(PROBLEM STATEMENT)
Retype the whole listing below, character for character.

(SOURCE RECORDS)
◆ ◆ ◆
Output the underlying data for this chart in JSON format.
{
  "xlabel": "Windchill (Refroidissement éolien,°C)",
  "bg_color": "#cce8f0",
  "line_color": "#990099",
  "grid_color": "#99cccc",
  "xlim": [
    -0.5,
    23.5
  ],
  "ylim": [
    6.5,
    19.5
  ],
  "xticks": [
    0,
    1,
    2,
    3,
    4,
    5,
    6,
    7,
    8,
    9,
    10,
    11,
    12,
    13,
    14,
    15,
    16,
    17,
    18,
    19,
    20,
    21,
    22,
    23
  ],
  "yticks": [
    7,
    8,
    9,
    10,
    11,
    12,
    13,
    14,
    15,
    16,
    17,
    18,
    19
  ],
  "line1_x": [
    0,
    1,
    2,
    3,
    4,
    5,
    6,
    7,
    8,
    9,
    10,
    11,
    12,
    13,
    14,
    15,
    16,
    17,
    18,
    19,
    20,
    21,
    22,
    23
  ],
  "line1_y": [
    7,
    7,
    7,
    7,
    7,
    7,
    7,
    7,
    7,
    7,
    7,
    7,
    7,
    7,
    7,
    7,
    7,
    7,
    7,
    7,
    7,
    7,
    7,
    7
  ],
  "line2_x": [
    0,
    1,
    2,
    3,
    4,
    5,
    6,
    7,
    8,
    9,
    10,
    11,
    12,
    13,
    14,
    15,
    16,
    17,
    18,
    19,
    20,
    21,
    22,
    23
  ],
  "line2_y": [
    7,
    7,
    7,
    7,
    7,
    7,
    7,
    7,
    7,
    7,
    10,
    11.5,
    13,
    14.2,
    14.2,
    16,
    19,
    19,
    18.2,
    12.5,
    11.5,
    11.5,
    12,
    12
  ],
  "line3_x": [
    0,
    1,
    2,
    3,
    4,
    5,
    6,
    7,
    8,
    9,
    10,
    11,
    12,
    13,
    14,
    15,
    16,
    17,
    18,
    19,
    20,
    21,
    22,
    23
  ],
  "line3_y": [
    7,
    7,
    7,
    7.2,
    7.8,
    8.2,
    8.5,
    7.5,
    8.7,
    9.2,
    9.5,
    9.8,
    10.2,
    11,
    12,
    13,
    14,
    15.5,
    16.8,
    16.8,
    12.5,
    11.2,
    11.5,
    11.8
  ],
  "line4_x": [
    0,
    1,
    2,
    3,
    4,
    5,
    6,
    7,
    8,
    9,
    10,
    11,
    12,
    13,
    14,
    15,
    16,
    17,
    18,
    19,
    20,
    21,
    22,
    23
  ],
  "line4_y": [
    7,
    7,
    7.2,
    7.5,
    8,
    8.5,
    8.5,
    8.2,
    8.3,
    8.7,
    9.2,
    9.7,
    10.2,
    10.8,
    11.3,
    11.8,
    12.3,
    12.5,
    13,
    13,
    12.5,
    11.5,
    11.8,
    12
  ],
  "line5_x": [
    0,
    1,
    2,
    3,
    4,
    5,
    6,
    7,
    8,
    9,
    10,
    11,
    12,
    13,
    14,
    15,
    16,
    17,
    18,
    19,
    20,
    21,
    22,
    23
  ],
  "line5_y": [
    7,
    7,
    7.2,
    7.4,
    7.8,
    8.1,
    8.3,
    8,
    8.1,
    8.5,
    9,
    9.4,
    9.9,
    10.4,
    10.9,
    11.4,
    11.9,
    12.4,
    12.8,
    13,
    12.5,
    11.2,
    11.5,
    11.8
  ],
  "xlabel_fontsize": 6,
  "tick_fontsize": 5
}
◆ ◆ ◆
(WORKED ANSWER)
Output the underlying data for this chart in JSON format.
{
  "xlabel": "Windchill (Refroidissement éolien,°C)",
  "bg_color": "#cce8f0",
  "line_color": "#990099",
  "grid_color": "#99cccc",
  "xlim": [
    -0.5,
    23.5
  ],
  "ylim": [
    6.5,
    19.5
  ],
  "xticks": [
    0,
    1,
    2,
    3,
    4,
    5,
    6,
    7,
    8,
    9,
    10,
    11,
    12,
    13,
    14,
    15,
    16,
    17,
    18,
    19,
    20,
    21,
    22,
    23
  ],
  "yticks": [
    7,
    8,
    9,
    10,
    11,
    12,
    13,
    14,
    15,
    16,
    17,
    18,
    19
  ],
  "line1_x": [
    0,
    1,
    2,
    3,
    4,
    5,
    6,
    7,
    8,
    9,
    10,
    11,
    12,
    13,
    14,
    15,
    16,
    17,
    18,
    19,
    20,
    21,
    22,
    23
  ],
  "line1_y": [
    7,
    7,
    7,
    7,
    7,
    7,
    7,
    7,
    7,
    7,
    7,
    7,
    7,
    7,
    7,
    7,
    7,
    7,
    7,
    7,
    7,
    7,
    7,
    7
  ],
  "line2_x": [
    0,
    1,
    2,
    3,
    4,
    5,
    6,
    7,
    8,
    9,
    10,
    11,
    12,
    13,
    14,
    15,
    16,
    17,
    18,
    19,
    20,
    21,
    22,
    23
  ],
  "line2_y": [
    7,
    7,
    7,
    7,
    7,
    7,
    7,
    7,
    7,
    7,
    10,
    11.5,
    13,
    14.2,
    14.2,
    16,
    19,
    19,
    18.2,
    12.5,
    11.5,
    11.5,
    12,
    12
  ],
  "line3_x": [
    0,
    1,
    2,
    3,
    4,
    5,
    6,
    7,
    8,
    9,
    10,
    11,
    12,
    13,
    14,
    15,
    16,
    17,
    18,
    19,
    20,
    21,
    22,
    23
  ],
  "line3_y": [
    7,
    7,
    7,
    7.2,
    7.8,
    8.2,
    8.5,
    7.5,
    8.7,
    9.2,
    9.5,
    9.8,
    10.2,
    11,
    12,
    13,
    14,
    15.5,
    16.8,
    16.8,
    12.5,
    11.2,
    11.5,
    11.8
  ],
  "line4_x": [
    0,
    1,
    2,
    3,
    4,
    5,
    6,
    7,
    8,
    9,
    10,
    11,
    12,
    13,
    14,
    15,
    16,
    17,
    18,
    19,
    20,
    21,
    22,
    23
  ],
  "line4_y": [
    7,
    7,
    7.2,
    7.5,
    8,
    8.5,
    8.5,
    8.2,
    8.3,
    8.7,
    9.2,
    9.7,
    10.2,
    10.8,
    11.3,
    11.8,
    12.3,
    12.5,
    13,
    13,
    12.5,
    11.5,
    11.8,
    12
  ],
  "line5_x": [
    0,
    1,
    2,
    3,
    4,
    5,
    6,
    7,
    8,
    9,
    10,
    11,
    12,
    13,
    14,
    15,
    16,
    17,
    18,
    19,
    20,
    21,
    22,
    23
  ],
  "line5_y": [
    7,
    7,
    7.2,
    7.4,
    7.8,
    8.1,
    8.3,
    8,
    8.1,
    8.5,
    9,
    9.4,
    9.9,
    10.4,
    10.9,
    11.4,
    11.9,
    12.4,
    12.8,
    13,
    12.5,
    11.2,
    11.5,
    11.8
  ],
  "xlabel_fontsize": 6,
  "tick_fontsize": 5
}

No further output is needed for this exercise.